• **Stored records**

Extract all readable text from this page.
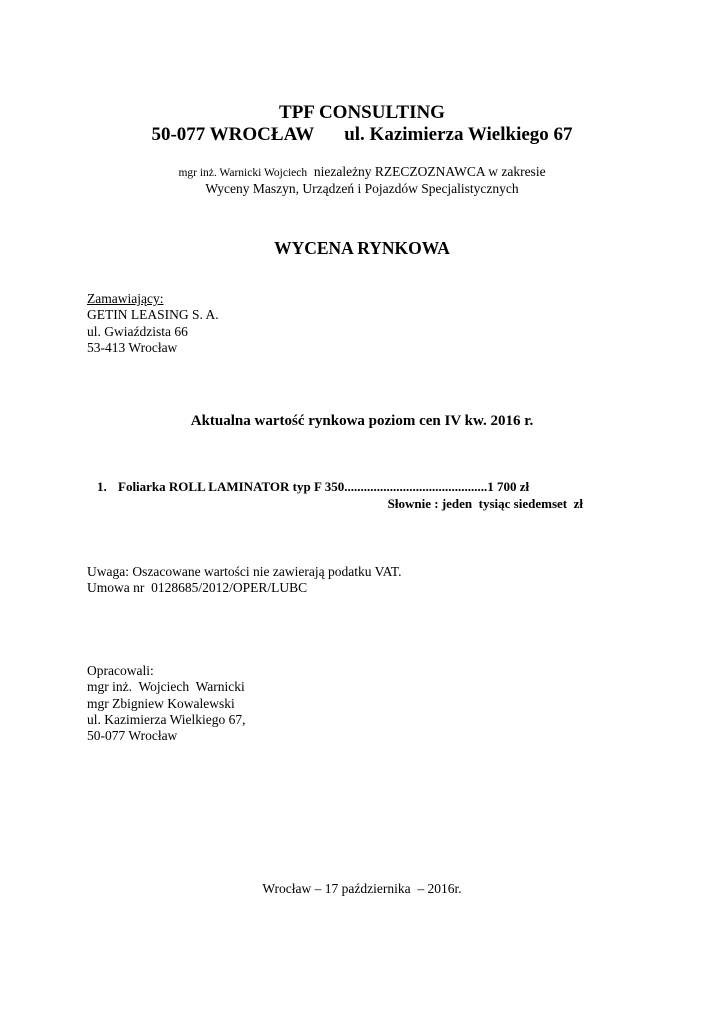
TPF CONSULTING
50-077 WROCŁAW ul. Kazimierza Wielkiego 67
mgr inż. Warnicki Wojciech  niezależny RZECZOZNAWCA w zakresie
Wyceny Maszyn, Urządzeń i Pojazdów Specjalistycznych
WYCENA RYNKOWA
Zamawiający:
GETIN LEASING S. A.
ul. Gwiaździsta 66
53-413 Wrocław
Aktualna wartość rynkowa poziom cen IV kw. 2016 r.
1. Foliarka ROLL LAMINATOR typ F 350............................................1 700 zł
Słownie : jeden  tysiąc siedemset  zł
Uwaga: Oszacowane wartości nie zawierają podatku VAT.
Umowa nr  0128685/2012/OPER/LUBC
Opracowali:
mgr inż.  Wojciech  Warnicki
mgr Zbigniew Kowalewski
ul. Kazimierza Wielkiego 67,
50-077 Wrocław
Wrocław – 17 października  – 2016r.
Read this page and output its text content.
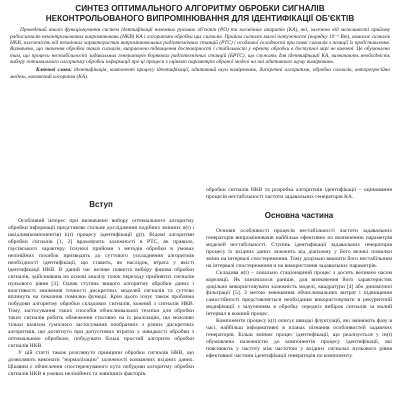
СИНТЕЗ ОПТИМАЛЬНОГО АЛГОРИТМУ ОБРОБКИ СИГНАЛІВ
НЕКОНТРОЛЬОВАНОГО ВИПРОМІНЮВАННЯ ДЛЯ ІДЕНТИФІКАЦІЇ ОБ'ЄКТІВ

Проведений аналіз функціонування систем ідентифікації наземних рухомих об'єктів (РО) та космічних апаратів (КА), які, залежно від можливості прийому радіосигналів неконтрольованих випромінювань (НКВ) КА і алгоритмів обробки цих сигналів. Прийом сигналів малої потужності (порядку 10⁻⁶ Вт), вимагає сигналів НКВ, залежність від технічних характеристик випромінювальних радіотехнічних станцій (РТС) і особливої складності при появі сигналів з позиції їх представлення. Визначено, що значення обробки таких сигналів, виправлено підвищення достовірності і стабільності у ефекту обробки в доступної мірі не вивчені. Це обумовлено тим, що процеси нестабільності задавальних генераторів бортових радіотехнічних станцій (БРТС), що служать для ідентифікації КА, визначають необхідність вибору оптимального алгоритму обробки інформації про ці процеси з оцінкою параметрів обраної моделі на пиі адитивного шуму вимірювань.

Ключові слова: ідентифікація, компонент процесу ідентифікації, адитивний шум вимірювань, дискретні алгоритми, обробка сигналів, авторегресійна модель, ковзаючий алгоритм (КА).

Вступ

Особливий інтерес при визначенні вибору оптимального алгоритму обробки інформації представляє спільне дослідження подібних змінних и(t) і шкідлив(компонентів) k(t) процесу ідентифікації g(t). Відомі алгоритми обробки сигналів [1, 2] враховують залежності в РТС, як правило, гаусівського характеру. Існуючі прийоми з методів обробки в умовах нелінійних похибок призводять до суттєвого ускладнення алгоритмів необхідності ідентифікації, що ставить, як наслідок, втрата у якісті ідентифікації НКВ. В даний час велике повнота вибору фазова обробки сигналів, здійснювана на основі аналізу точок переходу прийнятих сигналів нульового рівня [3]. Однак ступінь вищого алгоритму обробки даних і властивості зниження точності дискретних моделей сигналів та суттєво вплинуть на показник помилки функції. Крім цього існує також проблема побудови алгоритму обробки складових сигналів, кожний з сигналів НКВ. Тому, застосування таких способів обчислювальної техніки для обробки таких сигналів робить обмеження стосовно на їх реалізацію, що можливо тільки шляхом сумісного застосування пообразних з різних дискретних алгоритмів, що досягнуто при допустимих втратах у швидкості обробки з оптимальною обробкою, побудувати більш простий алгоритм обробки сигналів НКВ.

У цій статті також розглянуто принципи обробки сигналів НКВ, що дозволяють виконати "нормалізацію" залежності ковзаючих вхідних даних. Цікавим є обчислення спостережуваного кута побудови алгоритму обробки сигналів НКВ в умовах нелінійних та зовнішніх факторів.

обробки сигналів НКВ та розробка алгоритмів ідентифікації – оцінювання процесів нестабільності частоти задавальних генераторів КА.

Основна частина

Основні особливості процесів нестабільності частоти задавальних генераторів випромінювачів найбільш ефективно по визначенню параметрів моделей нестабільності. Ступінь ідентифікації задавальних генераторів процесу їх вхідних даних залежить від діапазону у його великі помилки зміни на інтервалі спостереження. Тому доцільно вважати його нестабільним на інтервалі спостереження и на використання задавальних параметрів.

Складова и(t) – локально стаціонарний процес з досить великим часом кореляції. Як зазначалося раніше, для визначення його характеристик доцільно використовувати залежність моделі, квадратури [4] або динамічної фільтрації [5]. З метою зменшення обчислювальних витрат і підвищення самостійності представляється необхідним використовувати в рекурентній модифікації з залученням в обробку середніх вибірок сигналів за малий інтервал в кожний процес.

Компоненти процесу k(t) описує швидкі флуктуації, які змінюють фазу в часі, найбільш інформативні в планах пізнання особливостей задаючих генераторів. Більш змінює процес ідентифікації, що реалізується у ін(t) обумовлена належністю до компонентів процесу ідентифікації, які пояснюють у частоту між частотою у вхідних сигналах нульового рівня ефективної частини ідентифікації генераторів по компоненту.
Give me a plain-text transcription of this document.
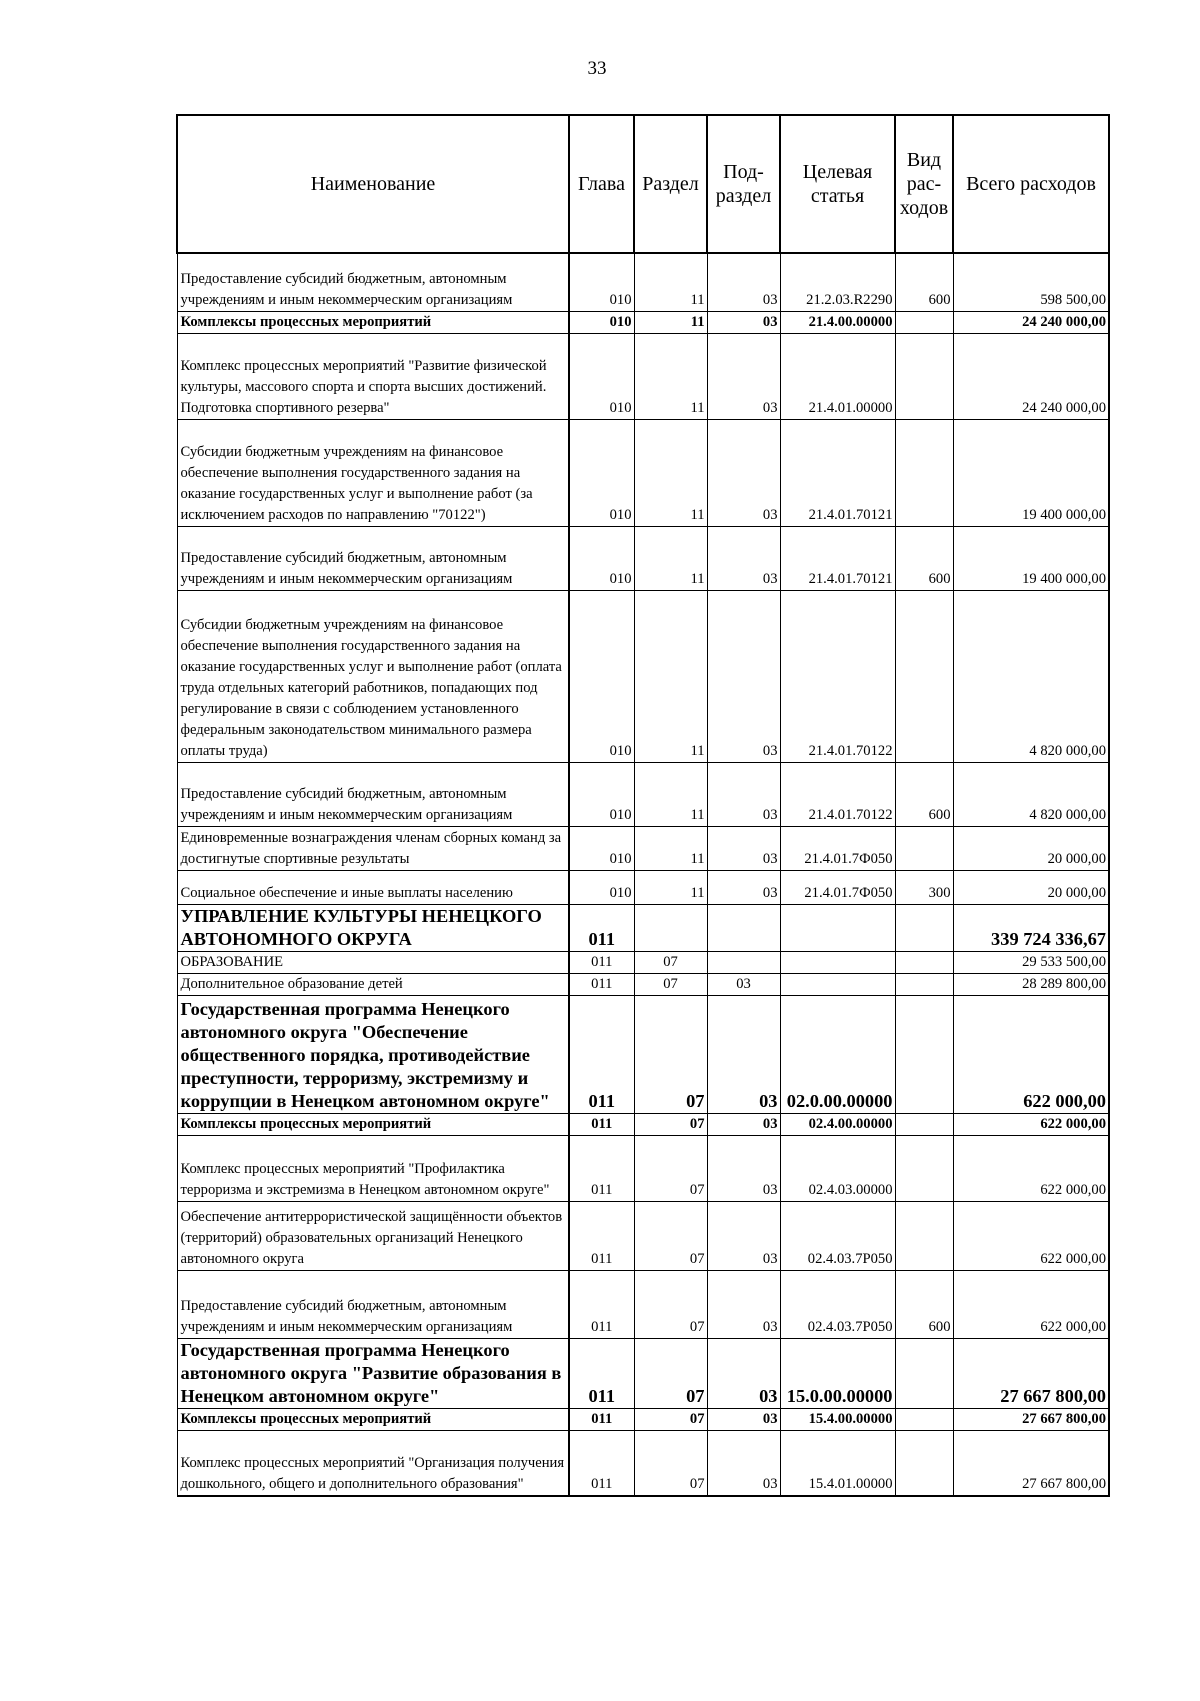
33
Наименование	Глава	Раздел	Под-раздел	Целевая статья	Вид рас-ходов	Всего расходов
Предоставление субсидий бюджетным, автономным учреждениям и иным некоммерческим организациям	010	11	03	21.2.03.R2290	600	598 500,00
Комплексы процессных мероприятий	010	11	03	21.4.00.00000		24 240 000,00
Комплекс процессных мероприятий "Развитие физической культуры, массового спорта и спорта высших достижений. Подготовка спортивного резерва"	010	11	03	21.4.01.00000		24 240 000,00
Субсидии бюджетным учреждениям на финансовое обеспечение выполнения государственного задания на оказание государственных услуг и выполнение работ (за исключением расходов по направлению "70122")	010	11	03	21.4.01.70121		19 400 000,00
Предоставление субсидий бюджетным, автономным учреждениям и иным некоммерческим организациям	010	11	03	21.4.01.70121	600	19 400 000,00
Субсидии бюджетным учреждениям на финансовое обеспечение выполнения государственного задания на оказание государственных услуг и выполнение работ (оплата труда отдельных категорий работников, попадающих под регулирование в связи с соблюдением установленного федеральным законодательством минимального размера оплаты труда)	010	11	03	21.4.01.70122		4 820 000,00
Предоставление субсидий бюджетным, автономным учреждениям и иным некоммерческим организациям	010	11	03	21.4.01.70122	600	4 820 000,00
Единовременные вознаграждения членам сборных команд за достигнутые спортивные результаты	010	11	03	21.4.01.7Ф050		20 000,00
Социальное обеспечение и иные выплаты населению	010	11	03	21.4.01.7Ф050	300	20 000,00
УПРАВЛЕНИЕ КУЛЬТУРЫ НЕНЕЦКОГО АВТОНОМНОГО ОКРУГА	011					339 724 336,67
ОБРАЗОВАНИЕ	011	07				29 533 500,00
Дополнительное образование детей	011	07	03			28 289 800,00
Государственная программа Ненецкого автономного округа "Обеспечение общественного порядка, противодействие преступности, терроризму, экстремизму и коррупции в Ненецком автономном округе"	011	07	03	02.0.00.00000		622 000,00
Комплексы процессных мероприятий	011	07	03	02.4.00.00000		622 000,00
Комплекс процессных мероприятий "Профилактика терроризма и экстремизма в Ненецком автономном округе"	011	07	03	02.4.03.00000		622 000,00
Обеспечение антитеррористической защищённости объектов (территорий) образовательных организаций Ненецкого автономного округа	011	07	03	02.4.03.7Р050		622 000,00
Предоставление субсидий бюджетным, автономным учреждениям и иным некоммерческим организациям	011	07	03	02.4.03.7Р050	600	622 000,00
Государственная программа Ненецкого автономного округа "Развитие образования в Ненецком автономном округе"	011	07	03	15.0.00.00000		27 667 800,00
Комплексы процессных мероприятий	011	07	03	15.4.00.00000		27 667 800,00
Комплекс процессных мероприятий "Организация получения дошкольного, общего и дополнительного образования"	011	07	03	15.4.01.00000		27 667 800,00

• **Requirements**
Pull out each line containing the word "Kazimierza" and copy it.

• **Exercise response**
50-077 WROCŁAW ul. Kazimierza Wielkiego 67
ul. Kazimierza Wielkiego 67,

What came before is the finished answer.